▸ **Requirements**: From the listing that follows, output everything exactly except the pictures.

▸ **Record excerpts**:

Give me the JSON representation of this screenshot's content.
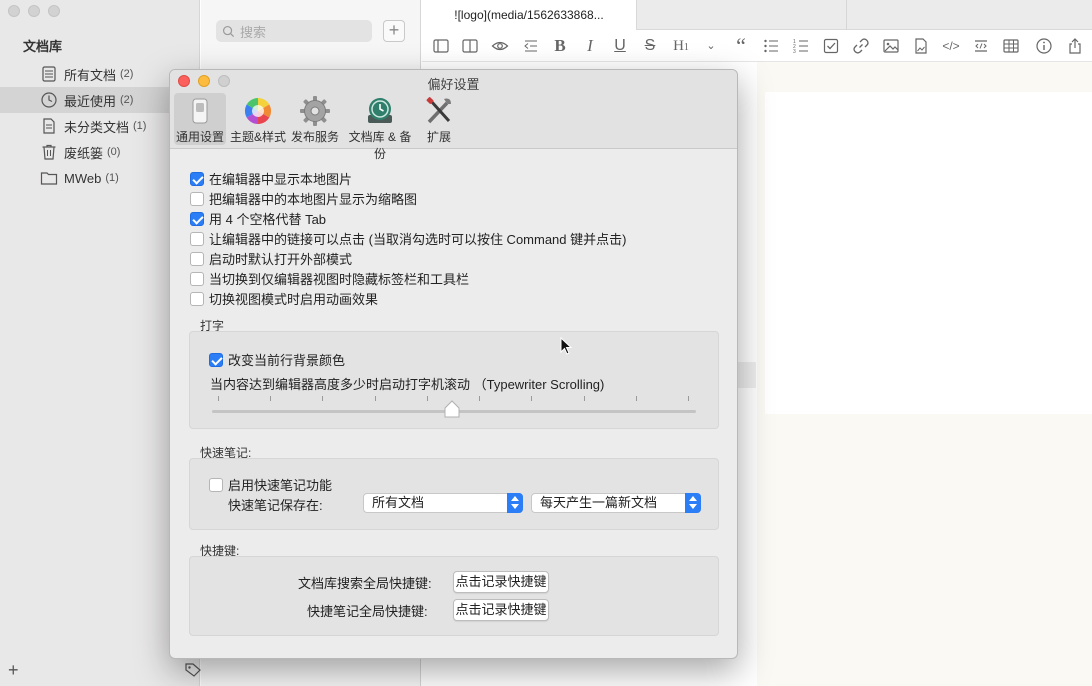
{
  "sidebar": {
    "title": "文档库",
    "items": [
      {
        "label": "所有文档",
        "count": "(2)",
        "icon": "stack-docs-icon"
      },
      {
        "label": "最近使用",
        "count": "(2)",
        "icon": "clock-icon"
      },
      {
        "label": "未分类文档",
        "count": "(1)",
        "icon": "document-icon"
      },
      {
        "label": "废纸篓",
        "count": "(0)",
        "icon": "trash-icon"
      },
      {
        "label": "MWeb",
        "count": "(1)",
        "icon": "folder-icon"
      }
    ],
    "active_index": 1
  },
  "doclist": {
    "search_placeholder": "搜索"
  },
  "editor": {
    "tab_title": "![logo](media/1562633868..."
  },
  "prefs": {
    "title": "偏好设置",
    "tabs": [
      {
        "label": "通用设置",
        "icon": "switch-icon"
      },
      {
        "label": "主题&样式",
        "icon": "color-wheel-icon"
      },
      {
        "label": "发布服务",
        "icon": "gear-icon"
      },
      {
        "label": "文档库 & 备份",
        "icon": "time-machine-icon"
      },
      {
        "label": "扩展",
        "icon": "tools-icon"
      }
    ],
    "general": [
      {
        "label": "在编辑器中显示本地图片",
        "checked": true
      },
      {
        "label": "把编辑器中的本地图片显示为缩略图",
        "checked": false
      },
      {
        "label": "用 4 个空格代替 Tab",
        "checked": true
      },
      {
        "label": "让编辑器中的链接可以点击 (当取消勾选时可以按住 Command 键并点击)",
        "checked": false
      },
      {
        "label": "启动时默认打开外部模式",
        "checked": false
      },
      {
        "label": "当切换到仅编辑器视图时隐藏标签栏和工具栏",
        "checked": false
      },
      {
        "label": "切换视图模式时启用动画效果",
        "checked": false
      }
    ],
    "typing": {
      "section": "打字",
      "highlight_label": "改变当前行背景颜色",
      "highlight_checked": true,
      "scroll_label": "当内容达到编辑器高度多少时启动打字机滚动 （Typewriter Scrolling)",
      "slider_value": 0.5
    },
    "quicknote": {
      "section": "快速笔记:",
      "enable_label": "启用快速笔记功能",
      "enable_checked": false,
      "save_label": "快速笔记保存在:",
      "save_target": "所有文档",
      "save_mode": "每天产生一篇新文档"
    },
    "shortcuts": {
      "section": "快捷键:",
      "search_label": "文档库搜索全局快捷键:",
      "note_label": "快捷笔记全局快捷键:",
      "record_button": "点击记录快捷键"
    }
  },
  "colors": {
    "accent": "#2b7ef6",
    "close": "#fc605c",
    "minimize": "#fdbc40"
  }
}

▸ **Written answer**:
Give me the JSON representation of this screenshot's content.
{
  "sidebar": {
    "title": "文档库",
    "items": [
      {
        "label": "所有文档",
        "count": "(2)",
        "icon": "stack-docs-icon"
      },
      {
        "label": "最近使用",
        "count": "(2)",
        "icon": "clock-icon"
      },
      {
        "label": "未分类文档",
        "count": "(1)",
        "icon": "document-icon"
      },
      {
        "label": "废纸篓",
        "count": "(0)",
        "icon": "trash-icon"
      },
      {
        "label": "MWeb",
        "count": "(1)",
        "icon": "folder-icon"
      }
    ],
    "active_index": 1
  },
  "doclist": {
    "search_placeholder": "搜索"
  },
  "editor": {
    "tab_title": "![logo](media/1562633868..."
  },
  "prefs": {
    "title": "偏好设置",
    "tabs": [
      {
        "label": "通用设置",
        "icon": "switch-icon"
      },
      {
        "label": "主题&样式",
        "icon": "color-wheel-icon"
      },
      {
        "label": "发布服务",
        "icon": "gear-icon"
      },
      {
        "label": "文档库 & 备份",
        "icon": "time-machine-icon"
      },
      {
        "label": "扩展",
        "icon": "tools-icon"
      }
    ],
    "general": [
      {
        "label": "在编辑器中显示本地图片",
        "checked": true
      },
      {
        "label": "把编辑器中的本地图片显示为缩略图",
        "checked": false
      },
      {
        "label": "用 4 个空格代替 Tab",
        "checked": true
      },
      {
        "label": "让编辑器中的链接可以点击 (当取消勾选时可以按住 Command 键并点击)",
        "checked": false
      },
      {
        "label": "启动时默认打开外部模式",
        "checked": false
      },
      {
        "label": "当切换到仅编辑器视图时隐藏标签栏和工具栏",
        "checked": false
      },
      {
        "label": "切换视图模式时启用动画效果",
        "checked": false
      }
    ],
    "typing": {
      "section": "打字",
      "highlight_label": "改变当前行背景颜色",
      "highlight_checked": true,
      "scroll_label": "当内容达到编辑器高度多少时启动打字机滚动 （Typewriter Scrolling)",
      "slider_value": 0.5
    },
    "quicknote": {
      "section": "快速笔记:",
      "enable_label": "启用快速笔记功能",
      "enable_checked": false,
      "save_label": "快速笔记保存在:",
      "save_target": "所有文档",
      "save_mode": "每天产生一篇新文档"
    },
    "shortcuts": {
      "section": "快捷键:",
      "search_label": "文档库搜索全局快捷键:",
      "note_label": "快捷笔记全局快捷键:",
      "record_button": "点击记录快捷键"
    }
  },
  "colors": {
    "accent": "#2b7ef6",
    "close": "#fc605c",
    "minimize": "#fdbc40"
  }
}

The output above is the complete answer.